• [TEXT FOR ANALYSIS]:
How do you work out this Quadratic:: (x+3)(x-4)=18?

x² - x - 12 = 18
x² - x - 30 = 0
( x - 6 ) ( x + 5 ) = 0
x = 6 , x = - 5

(x + 3)(x - 4) = 18
x^2 + 3x - 4x - 12 = 18
x^2 - x - 12 - 18 = 0
x^2 - x - 30 = 0
(x - 6)(x + 5) = 0

x - 6 = 0
x = 6

x + 5 = 0
x = -5

∴ x = 6 , -5

(x+3)(x-4)=18
x^2+3x-4x-12=18
x^2-x-30=0
(x-6)(x+5)=0
x=6 or x=-5

hope that helped

you did ask how.

multiply out the left side. Move the 18 to the left and set equation =0. Combine terms. Use quadratic equation to solve.

Dataset entries
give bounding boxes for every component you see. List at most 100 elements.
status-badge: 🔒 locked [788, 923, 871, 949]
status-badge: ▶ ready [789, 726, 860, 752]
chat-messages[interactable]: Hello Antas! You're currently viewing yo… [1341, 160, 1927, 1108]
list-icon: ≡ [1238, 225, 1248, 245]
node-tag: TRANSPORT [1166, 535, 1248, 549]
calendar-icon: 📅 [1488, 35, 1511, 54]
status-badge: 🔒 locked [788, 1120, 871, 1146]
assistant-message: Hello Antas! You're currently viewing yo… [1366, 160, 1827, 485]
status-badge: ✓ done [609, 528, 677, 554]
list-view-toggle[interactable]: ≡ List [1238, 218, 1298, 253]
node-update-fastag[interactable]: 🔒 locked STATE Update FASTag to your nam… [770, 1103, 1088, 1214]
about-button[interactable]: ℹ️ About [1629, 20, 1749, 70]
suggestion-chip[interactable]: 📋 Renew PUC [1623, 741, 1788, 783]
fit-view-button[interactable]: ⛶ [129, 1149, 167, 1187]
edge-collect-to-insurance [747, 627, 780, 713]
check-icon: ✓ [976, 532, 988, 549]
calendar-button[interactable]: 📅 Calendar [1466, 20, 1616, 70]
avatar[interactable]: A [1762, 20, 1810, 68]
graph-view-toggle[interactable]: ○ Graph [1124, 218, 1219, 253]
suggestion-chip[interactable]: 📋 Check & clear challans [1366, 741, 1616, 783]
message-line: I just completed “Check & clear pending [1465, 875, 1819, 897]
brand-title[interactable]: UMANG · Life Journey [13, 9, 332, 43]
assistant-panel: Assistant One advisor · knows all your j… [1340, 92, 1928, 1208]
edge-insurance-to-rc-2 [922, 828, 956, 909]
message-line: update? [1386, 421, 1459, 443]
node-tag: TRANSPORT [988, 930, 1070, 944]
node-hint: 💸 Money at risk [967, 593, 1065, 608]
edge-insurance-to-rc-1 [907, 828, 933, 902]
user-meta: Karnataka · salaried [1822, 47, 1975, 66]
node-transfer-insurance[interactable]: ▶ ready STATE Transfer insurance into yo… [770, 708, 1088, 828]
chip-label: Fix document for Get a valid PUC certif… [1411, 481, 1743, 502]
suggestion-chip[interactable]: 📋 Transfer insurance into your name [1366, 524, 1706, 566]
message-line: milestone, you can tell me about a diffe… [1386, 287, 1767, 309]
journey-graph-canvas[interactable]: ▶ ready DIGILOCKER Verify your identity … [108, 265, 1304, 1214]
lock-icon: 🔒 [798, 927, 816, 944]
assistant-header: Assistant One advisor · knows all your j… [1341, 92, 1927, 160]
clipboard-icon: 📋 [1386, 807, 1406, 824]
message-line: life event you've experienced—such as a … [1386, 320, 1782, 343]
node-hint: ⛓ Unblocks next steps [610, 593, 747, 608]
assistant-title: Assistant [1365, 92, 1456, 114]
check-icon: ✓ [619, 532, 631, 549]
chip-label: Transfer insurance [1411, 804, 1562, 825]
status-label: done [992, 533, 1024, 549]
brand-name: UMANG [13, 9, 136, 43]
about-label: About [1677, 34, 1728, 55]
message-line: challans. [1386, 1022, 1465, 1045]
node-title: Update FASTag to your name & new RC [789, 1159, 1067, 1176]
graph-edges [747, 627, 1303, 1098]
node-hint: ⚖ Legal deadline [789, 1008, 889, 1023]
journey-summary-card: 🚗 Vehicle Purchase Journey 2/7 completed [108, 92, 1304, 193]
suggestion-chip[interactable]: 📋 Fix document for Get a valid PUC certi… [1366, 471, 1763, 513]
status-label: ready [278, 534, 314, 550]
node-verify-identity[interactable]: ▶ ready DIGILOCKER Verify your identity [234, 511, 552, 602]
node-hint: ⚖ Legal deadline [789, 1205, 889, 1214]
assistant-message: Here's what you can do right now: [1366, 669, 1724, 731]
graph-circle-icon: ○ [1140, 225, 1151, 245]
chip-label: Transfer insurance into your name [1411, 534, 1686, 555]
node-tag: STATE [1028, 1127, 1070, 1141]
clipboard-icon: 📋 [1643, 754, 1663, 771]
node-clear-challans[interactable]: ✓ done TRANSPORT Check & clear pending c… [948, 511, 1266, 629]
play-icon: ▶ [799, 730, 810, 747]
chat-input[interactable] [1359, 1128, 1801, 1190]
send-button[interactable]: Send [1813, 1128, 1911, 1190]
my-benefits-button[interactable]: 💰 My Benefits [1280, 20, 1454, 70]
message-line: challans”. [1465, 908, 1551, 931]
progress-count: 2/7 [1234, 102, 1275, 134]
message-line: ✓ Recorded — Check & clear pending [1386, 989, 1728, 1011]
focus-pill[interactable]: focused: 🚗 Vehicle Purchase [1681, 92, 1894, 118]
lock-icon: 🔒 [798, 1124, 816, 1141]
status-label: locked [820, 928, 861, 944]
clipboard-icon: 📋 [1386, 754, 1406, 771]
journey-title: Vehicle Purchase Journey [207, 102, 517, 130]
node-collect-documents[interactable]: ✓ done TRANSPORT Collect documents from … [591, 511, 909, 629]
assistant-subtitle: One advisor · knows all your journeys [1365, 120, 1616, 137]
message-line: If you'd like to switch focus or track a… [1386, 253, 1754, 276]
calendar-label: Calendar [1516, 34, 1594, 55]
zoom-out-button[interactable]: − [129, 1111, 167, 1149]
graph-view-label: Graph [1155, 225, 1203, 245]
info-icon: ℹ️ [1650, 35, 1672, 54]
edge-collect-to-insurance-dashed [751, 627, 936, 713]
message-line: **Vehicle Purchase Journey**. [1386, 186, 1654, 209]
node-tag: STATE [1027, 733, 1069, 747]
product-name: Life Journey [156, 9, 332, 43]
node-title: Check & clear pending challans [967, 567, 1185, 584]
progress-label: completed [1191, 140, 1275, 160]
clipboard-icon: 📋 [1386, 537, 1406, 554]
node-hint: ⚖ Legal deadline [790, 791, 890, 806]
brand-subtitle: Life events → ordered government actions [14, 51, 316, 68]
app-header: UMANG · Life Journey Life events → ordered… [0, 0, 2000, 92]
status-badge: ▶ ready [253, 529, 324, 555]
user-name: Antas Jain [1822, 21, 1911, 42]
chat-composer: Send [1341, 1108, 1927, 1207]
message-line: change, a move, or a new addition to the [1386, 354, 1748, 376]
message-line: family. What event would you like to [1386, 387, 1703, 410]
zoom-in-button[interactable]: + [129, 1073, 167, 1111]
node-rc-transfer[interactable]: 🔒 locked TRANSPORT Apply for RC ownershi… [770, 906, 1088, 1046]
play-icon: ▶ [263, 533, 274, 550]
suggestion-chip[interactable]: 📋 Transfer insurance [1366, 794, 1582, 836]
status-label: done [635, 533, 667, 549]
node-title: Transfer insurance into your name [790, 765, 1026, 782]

• [EXERCISE SET]:
[A] Answer these questions about the quadratic thread:
(i) In the first worked solution, what equation comes right after "x² - x - 12 = 18"?
(ii) What two values of x do the worked solutions give?
(iii) According to the last reply, what should be used to solve the equation?
[B] Carry on writing the quadratic thread from the point where it stops.
The entries play no part in this.

• [TASK RESULTS]:
[A]
(i) x² - x - 30 = 0
(ii) x = 6 and x = -5
(iii) The quadratic equation

[B]
First, multiply back to polynomial form:

x^2 -x -12 = 18

Then, subtract both sides by 18, so that you leave zero on the right side of the equal sign:

x^2 - x -30 = 0

Now, factor once again (reverse foil):

(x + 5)(x - 6) = 0

To satisfy :

x = -5 or x = 6

Plug back in to original equation to see if this solution set works!

You first multiply 4 and 3 which equals 12. Then you subtract it from 18 which makes 6. Then you so you are six short. Then you put these numbers in:
(3+3)(7-4)=18 and that is the answer.